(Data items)
┄┄┄┄┄┄┄┄┄┄

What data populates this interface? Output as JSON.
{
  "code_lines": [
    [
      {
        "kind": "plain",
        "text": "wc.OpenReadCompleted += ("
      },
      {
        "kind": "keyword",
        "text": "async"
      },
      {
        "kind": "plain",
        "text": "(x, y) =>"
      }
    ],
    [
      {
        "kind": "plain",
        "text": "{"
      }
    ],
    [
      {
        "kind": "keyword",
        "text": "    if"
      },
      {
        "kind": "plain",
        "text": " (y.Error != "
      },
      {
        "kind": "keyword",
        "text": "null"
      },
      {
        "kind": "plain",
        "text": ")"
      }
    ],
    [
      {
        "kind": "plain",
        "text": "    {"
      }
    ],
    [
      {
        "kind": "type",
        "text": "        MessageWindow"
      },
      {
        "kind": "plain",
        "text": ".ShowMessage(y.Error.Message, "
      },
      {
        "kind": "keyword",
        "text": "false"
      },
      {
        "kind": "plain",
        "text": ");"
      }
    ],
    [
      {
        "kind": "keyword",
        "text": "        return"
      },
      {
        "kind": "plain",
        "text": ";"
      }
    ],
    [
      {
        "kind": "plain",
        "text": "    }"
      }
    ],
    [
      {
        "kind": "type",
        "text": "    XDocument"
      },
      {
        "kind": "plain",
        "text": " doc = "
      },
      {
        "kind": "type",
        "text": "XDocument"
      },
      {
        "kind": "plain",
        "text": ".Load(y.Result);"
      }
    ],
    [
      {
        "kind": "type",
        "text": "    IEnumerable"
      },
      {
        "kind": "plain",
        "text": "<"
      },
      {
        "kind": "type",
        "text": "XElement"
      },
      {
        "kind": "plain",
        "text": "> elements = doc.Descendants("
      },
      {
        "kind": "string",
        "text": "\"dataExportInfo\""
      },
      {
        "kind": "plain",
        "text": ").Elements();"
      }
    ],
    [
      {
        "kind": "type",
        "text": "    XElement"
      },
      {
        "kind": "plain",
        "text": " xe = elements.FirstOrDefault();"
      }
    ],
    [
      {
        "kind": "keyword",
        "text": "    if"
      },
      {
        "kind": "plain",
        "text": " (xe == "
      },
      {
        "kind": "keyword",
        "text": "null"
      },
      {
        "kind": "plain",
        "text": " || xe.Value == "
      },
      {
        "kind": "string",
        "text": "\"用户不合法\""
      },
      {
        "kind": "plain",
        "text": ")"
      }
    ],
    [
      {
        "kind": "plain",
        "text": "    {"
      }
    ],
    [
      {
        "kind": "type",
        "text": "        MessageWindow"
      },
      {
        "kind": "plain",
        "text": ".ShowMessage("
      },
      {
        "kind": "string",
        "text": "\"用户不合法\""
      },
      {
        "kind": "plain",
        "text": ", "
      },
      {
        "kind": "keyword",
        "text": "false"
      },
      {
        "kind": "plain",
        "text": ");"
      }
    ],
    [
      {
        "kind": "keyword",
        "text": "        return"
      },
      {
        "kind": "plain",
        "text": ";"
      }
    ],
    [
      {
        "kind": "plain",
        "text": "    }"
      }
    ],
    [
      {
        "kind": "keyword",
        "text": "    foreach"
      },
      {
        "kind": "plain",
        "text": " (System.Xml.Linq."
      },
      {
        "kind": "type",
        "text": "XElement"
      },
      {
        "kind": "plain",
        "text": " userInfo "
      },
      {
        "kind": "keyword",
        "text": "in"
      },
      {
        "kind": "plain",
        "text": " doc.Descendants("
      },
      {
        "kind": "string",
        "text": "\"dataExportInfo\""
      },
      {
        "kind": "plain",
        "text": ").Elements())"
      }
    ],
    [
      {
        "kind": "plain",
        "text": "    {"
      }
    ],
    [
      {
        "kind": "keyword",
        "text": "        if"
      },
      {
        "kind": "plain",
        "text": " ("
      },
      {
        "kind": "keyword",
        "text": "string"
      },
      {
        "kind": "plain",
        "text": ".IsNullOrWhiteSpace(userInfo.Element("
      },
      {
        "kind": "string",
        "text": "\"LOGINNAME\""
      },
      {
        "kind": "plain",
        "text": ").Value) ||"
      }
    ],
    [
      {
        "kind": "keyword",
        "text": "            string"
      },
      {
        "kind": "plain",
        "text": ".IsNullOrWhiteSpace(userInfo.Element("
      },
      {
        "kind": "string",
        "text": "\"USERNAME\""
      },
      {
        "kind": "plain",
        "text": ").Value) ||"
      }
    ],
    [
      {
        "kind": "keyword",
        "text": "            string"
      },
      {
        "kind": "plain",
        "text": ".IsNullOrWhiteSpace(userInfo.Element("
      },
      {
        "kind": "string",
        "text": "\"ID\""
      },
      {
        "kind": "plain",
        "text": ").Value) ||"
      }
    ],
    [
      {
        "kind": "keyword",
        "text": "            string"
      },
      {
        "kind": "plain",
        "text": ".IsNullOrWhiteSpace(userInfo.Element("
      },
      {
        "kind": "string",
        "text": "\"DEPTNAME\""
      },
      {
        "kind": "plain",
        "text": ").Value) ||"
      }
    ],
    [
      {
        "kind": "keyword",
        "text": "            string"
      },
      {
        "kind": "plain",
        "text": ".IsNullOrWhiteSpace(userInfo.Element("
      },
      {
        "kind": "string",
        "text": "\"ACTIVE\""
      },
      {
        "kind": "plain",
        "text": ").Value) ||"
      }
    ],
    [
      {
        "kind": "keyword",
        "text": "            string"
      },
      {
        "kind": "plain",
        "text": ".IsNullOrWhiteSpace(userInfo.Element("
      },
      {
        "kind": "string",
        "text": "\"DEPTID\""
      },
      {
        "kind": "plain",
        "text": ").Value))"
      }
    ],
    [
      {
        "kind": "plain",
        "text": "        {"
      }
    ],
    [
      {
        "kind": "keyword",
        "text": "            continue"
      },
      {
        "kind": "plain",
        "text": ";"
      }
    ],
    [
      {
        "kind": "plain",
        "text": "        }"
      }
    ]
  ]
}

┄┄┄┄┄┄┄┄┄┄

**Given exercise**. Exactly reproduce the material above.

**Solution to this problem**.
What data populates this interface? Output as JSON.
{
  "code_lines": [
    [
      {
        "kind": "plain",
        "text": "wc.OpenReadCompleted += ("
      },
      {
        "kind": "keyword",
        "text": "async"
      },
      {
        "kind": "plain",
        "text": "(x, y) =>"
      }
    ],
    [
      {
        "kind": "plain",
        "text": "{"
      }
    ],
    [
      {
        "kind": "keyword",
        "text": "    if"
      },
      {
        "kind": "plain",
        "text": " (y.Error != "
      },
      {
        "kind": "keyword",
        "text": "null"
      },
      {
        "kind": "plain",
        "text": ")"
      }
    ],
    [
      {
        "kind": "plain",
        "text": "    {"
      }
    ],
    [
      {
        "kind": "type",
        "text": "        MessageWindow"
      },
      {
        "kind": "plain",
        "text": ".ShowMessage(y.Error.Message, "
      },
      {
        "kind": "keyword",
        "text": "false"
      },
      {
        "kind": "plain",
        "text": ");"
      }
    ],
    [
      {
        "kind": "keyword",
        "text": "        return"
      },
      {
        "kind": "plain",
        "text": ";"
      }
    ],
    [
      {
        "kind": "plain",
        "text": "    }"
      }
    ],
    [
      {
        "kind": "type",
        "text": "    XDocument"
      },
      {
        "kind": "plain",
        "text": " doc = "
      },
      {
        "kind": "type",
        "text": "XDocument"
      },
      {
        "kind": "plain",
        "text": ".Load(y.Result);"
      }
    ],
    [
      {
        "kind": "type",
        "text": "    IEnumerable"
      },
      {
        "kind": "plain",
        "text": "<"
      },
      {
        "kind": "type",
        "text": "XElement"
      },
      {
        "kind": "plain",
        "text": "> elements = doc.Descendants("
      },
      {
        "kind": "string",
        "text": "\"dataExportInfo\""
      },
      {
        "kind": "plain",
        "text": ").Elements();"
      }
    ],
    [
      {
        "kind": "type",
        "text": "    XElement"
      },
      {
        "kind": "plain",
        "text": " xe = elements.FirstOrDefault();"
      }
    ],
    [
      {
        "kind": "keyword",
        "text": "    if"
      },
      {
        "kind": "plain",
        "text": " (xe == "
      },
      {
        "kind": "keyword",
        "text": "null"
      },
      {
        "kind": "plain",
        "text": " || xe.Value == "
      },
      {
        "kind": "string",
        "text": "\"用户不合法\""
      },
      {
        "kind": "plain",
        "text": ")"
      }
    ],
    [
      {
        "kind": "plain",
        "text": "    {"
      }
    ],
    [
      {
        "kind": "type",
        "text": "        MessageWindow"
      },
      {
        "kind": "plain",
        "text": ".ShowMessage("
      },
      {
        "kind": "string",
        "text": "\"用户不合法\""
      },
      {
        "kind": "plain",
        "text": ", "
      },
      {
        "kind": "keyword",
        "text": "false"
      },
      {
        "kind": "plain",
        "text": ");"
      }
    ],
    [
      {
        "kind": "keyword",
        "text": "        return"
      },
      {
        "kind": "plain",
        "text": ";"
      }
    ],
    [
      {
        "kind": "plain",
        "text": "    }"
      }
    ],
    [
      {
        "kind": "keyword",
        "text": "    foreach"
      },
      {
        "kind": "plain",
        "text": " (System.Xml.Linq."
      },
      {
        "kind": "type",
        "text": "XElement"
      },
      {
        "kind": "plain",
        "text": " userInfo "
      },
      {
        "kind": "keyword",
        "text": "in"
      },
      {
        "kind": "plain",
        "text": " doc.Descendants("
      },
      {
        "kind": "string",
        "text": "\"dataExportInfo\""
      },
      {
        "kind": "plain",
        "text": ").Elements())"
      }
    ],
    [
      {
        "kind": "plain",
        "text": "    {"
      }
    ],
    [
      {
        "kind": "keyword",
        "text": "        if"
      },
      {
        "kind": "plain",
        "text": " ("
      },
      {
        "kind": "keyword",
        "text": "string"
      },
      {
        "kind": "plain",
        "text": ".IsNullOrWhiteSpace(userInfo.Element("
      },
      {
        "kind": "string",
        "text": "\"LOGINNAME\""
      },
      {
        "kind": "plain",
        "text": ").Value) ||"
      }
    ],
    [
      {
        "kind": "keyword",
        "text": "            string"
      },
      {
        "kind": "plain",
        "text": ".IsNullOrWhiteSpace(userInfo.Element("
      },
      {
        "kind": "string",
        "text": "\"USERNAME\""
      },
      {
        "kind": "plain",
        "text": ").Value) ||"
      }
    ],
    [
      {
        "kind": "keyword",
        "text": "            string"
      },
      {
        "kind": "plain",
        "text": ".IsNullOrWhiteSpace(userInfo.Element("
      },
      {
        "kind": "string",
        "text": "\"ID\""
      },
      {
        "kind": "plain",
        "text": ").Value) ||"
      }
    ],
    [
      {
        "kind": "keyword",
        "text": "            string"
      },
      {
        "kind": "plain",
        "text": ".IsNullOrWhiteSpace(userInfo.Element("
      },
      {
        "kind": "string",
        "text": "\"DEPTNAME\""
      },
      {
        "kind": "plain",
        "text": ").Value) ||"
      }
    ],
    [
      {
        "kind": "keyword",
        "text": "            string"
      },
      {
        "kind": "plain",
        "text": ".IsNullOrWhiteSpace(userInfo.Element("
      },
      {
        "kind": "string",
        "text": "\"ACTIVE\""
      },
      {
        "kind": "plain",
        "text": ").Value) ||"
      }
    ],
    [
      {
        "kind": "keyword",
        "text": "            string"
      },
      {
        "kind": "plain",
        "text": ".IsNullOrWhiteSpace(userInfo.Element("
      },
      {
        "kind": "string",
        "text": "\"DEPTID\""
      },
      {
        "kind": "plain",
        "text": ").Value))"
      }
    ],
    [
      {
        "kind": "plain",
        "text": "        {"
      }
    ],
    [
      {
        "kind": "keyword",
        "text": "            continue"
      },
      {
        "kind": "plain",
        "text": ";"
      }
    ],
    [
      {
        "kind": "plain",
        "text": "        }"
      }
    ]
  ]
}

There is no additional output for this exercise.